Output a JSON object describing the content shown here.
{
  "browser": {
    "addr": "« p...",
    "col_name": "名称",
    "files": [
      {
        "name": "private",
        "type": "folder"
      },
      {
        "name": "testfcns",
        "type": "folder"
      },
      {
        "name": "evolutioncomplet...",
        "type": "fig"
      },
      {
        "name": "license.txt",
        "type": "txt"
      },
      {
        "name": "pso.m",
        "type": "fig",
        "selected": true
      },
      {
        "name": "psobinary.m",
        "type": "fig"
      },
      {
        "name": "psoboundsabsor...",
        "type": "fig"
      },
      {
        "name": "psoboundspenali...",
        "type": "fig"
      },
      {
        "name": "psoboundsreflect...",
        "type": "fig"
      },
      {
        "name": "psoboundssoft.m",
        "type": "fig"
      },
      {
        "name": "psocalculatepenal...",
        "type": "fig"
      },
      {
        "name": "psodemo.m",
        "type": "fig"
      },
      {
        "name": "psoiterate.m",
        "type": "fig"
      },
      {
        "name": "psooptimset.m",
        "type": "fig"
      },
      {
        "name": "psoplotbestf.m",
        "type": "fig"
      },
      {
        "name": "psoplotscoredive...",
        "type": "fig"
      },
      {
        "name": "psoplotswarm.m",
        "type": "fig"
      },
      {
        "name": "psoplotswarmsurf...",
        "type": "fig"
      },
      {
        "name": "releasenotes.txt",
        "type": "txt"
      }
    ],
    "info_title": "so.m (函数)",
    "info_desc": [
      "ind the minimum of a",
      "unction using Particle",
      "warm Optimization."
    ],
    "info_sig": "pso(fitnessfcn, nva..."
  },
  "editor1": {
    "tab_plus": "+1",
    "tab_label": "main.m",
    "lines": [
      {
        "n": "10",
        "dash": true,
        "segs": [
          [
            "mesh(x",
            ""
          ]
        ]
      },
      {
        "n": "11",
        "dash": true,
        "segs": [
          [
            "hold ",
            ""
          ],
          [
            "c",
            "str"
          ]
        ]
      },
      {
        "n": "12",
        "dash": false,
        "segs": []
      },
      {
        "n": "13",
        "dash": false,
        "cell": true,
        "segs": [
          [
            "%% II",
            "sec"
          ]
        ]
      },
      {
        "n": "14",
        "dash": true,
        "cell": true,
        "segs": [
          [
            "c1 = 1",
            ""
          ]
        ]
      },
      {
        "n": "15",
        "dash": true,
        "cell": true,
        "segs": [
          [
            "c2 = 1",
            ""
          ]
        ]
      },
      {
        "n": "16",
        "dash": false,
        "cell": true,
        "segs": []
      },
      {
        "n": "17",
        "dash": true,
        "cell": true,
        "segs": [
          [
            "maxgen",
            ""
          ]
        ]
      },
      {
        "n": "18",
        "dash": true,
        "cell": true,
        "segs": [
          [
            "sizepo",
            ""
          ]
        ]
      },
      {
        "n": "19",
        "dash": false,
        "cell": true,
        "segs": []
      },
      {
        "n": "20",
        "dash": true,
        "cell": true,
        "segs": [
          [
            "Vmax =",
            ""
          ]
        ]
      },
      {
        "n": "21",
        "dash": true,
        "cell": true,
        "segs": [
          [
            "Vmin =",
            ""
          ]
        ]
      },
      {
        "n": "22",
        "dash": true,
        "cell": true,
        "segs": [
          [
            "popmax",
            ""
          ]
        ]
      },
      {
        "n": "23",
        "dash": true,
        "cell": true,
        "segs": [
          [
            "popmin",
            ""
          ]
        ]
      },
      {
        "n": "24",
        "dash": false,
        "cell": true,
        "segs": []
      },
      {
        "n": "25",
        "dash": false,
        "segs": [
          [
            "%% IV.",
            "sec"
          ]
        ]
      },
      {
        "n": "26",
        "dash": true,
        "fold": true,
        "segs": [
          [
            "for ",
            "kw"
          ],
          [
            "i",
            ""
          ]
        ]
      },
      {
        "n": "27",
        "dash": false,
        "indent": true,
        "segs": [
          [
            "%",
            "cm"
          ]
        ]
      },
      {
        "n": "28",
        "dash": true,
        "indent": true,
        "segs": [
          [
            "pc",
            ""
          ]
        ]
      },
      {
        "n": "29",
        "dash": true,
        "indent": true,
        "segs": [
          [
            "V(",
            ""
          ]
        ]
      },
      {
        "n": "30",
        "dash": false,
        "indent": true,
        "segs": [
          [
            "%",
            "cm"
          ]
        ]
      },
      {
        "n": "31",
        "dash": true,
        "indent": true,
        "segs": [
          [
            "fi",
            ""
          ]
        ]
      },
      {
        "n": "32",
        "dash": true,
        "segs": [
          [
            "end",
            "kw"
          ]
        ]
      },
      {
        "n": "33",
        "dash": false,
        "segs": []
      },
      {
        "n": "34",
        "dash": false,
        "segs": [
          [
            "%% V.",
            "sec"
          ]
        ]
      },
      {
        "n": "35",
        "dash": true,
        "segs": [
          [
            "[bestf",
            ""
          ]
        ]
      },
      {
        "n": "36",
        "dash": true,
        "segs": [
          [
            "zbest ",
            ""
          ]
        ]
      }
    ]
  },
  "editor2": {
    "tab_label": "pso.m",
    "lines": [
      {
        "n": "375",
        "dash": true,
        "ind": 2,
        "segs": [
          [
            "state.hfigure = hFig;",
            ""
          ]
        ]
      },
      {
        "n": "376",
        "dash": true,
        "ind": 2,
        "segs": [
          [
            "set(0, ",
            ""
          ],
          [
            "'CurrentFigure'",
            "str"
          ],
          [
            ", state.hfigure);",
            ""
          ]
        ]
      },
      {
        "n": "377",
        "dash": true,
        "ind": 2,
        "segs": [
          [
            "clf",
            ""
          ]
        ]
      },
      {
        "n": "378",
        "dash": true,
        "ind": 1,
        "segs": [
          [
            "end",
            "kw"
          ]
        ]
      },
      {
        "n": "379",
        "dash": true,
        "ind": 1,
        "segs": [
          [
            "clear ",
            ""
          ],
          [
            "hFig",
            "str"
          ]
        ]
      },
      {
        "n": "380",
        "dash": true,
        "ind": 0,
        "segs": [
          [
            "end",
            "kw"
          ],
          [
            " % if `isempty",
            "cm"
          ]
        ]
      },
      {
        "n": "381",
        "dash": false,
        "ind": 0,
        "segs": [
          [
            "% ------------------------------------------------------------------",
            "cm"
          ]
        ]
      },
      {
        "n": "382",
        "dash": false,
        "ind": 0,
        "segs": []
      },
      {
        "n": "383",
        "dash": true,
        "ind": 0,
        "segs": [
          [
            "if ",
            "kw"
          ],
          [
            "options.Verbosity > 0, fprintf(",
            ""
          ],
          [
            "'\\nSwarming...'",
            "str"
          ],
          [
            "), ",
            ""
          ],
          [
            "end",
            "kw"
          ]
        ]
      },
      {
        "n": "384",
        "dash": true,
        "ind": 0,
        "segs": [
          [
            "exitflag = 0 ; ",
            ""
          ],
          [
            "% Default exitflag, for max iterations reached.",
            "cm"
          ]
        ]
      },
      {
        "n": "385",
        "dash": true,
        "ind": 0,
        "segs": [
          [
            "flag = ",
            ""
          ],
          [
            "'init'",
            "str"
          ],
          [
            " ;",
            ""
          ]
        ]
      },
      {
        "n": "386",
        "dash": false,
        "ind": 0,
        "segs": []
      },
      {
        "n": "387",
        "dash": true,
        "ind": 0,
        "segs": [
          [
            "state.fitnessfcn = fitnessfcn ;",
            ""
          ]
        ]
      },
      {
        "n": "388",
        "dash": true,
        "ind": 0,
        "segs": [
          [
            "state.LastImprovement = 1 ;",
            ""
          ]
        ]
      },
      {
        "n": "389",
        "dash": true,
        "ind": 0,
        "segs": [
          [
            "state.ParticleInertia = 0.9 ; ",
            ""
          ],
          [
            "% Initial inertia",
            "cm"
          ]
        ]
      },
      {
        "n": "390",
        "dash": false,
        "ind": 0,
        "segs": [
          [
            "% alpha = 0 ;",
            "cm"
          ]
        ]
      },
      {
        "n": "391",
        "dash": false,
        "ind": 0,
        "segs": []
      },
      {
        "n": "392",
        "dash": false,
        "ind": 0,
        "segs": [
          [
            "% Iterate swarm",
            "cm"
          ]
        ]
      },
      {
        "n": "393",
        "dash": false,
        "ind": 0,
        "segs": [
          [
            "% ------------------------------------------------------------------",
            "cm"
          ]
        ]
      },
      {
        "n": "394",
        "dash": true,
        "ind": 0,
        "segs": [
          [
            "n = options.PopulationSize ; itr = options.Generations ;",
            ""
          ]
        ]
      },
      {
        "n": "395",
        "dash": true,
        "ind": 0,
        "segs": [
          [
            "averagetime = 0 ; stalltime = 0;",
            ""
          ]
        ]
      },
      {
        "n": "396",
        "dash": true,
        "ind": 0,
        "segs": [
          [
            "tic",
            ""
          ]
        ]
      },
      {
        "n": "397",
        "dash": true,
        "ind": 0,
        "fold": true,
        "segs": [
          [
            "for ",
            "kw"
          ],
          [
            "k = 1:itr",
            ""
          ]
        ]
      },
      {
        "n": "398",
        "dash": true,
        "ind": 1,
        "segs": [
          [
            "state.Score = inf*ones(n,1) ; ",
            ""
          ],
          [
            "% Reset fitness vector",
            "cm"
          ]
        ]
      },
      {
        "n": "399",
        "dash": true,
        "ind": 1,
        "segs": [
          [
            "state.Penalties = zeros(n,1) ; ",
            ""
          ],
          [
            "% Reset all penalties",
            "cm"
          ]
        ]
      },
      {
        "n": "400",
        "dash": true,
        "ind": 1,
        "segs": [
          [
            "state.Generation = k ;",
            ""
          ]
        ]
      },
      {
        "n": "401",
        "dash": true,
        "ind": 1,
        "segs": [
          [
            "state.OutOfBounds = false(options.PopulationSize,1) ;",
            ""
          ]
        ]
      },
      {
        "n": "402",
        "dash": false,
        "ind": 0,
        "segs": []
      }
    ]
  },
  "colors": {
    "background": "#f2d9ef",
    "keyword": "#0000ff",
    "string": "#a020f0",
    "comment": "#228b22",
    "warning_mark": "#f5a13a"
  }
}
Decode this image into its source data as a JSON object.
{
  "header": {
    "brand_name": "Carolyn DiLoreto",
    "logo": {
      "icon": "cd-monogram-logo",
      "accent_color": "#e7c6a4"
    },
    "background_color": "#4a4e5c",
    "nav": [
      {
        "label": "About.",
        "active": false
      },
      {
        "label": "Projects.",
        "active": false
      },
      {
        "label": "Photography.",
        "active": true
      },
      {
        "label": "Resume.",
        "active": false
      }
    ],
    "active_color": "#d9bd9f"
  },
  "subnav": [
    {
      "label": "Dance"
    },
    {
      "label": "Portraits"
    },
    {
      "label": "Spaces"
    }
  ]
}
§
• WRITTEN PROBLEM
Copy, character for character, the lines from the line that holds "Decode this image" through the final line of the records above.

• SOLUTION
Decode this image into its source data as a JSON object.
{
  "header": {
    "brand_name": "Carolyn DiLoreto",
    "logo": {
      "icon": "cd-monogram-logo",
      "accent_color": "#e7c6a4"
    },
    "background_color": "#4a4e5c",
    "nav": [
      {
        "label": "About.",
        "active": false
      },
      {
        "label": "Projects.",
        "active": false
      },
      {
        "label": "Photography.",
        "active": true
      },
      {
        "label": "Resume.",
        "active": false
      }
    ],
    "active_color": "#d9bd9f"
  },
  "subnav": [
    {
      "label": "Dance"
    },
    {
      "label": "Portraits"
    },
    {
      "label": "Spaces"
    }
  ]
}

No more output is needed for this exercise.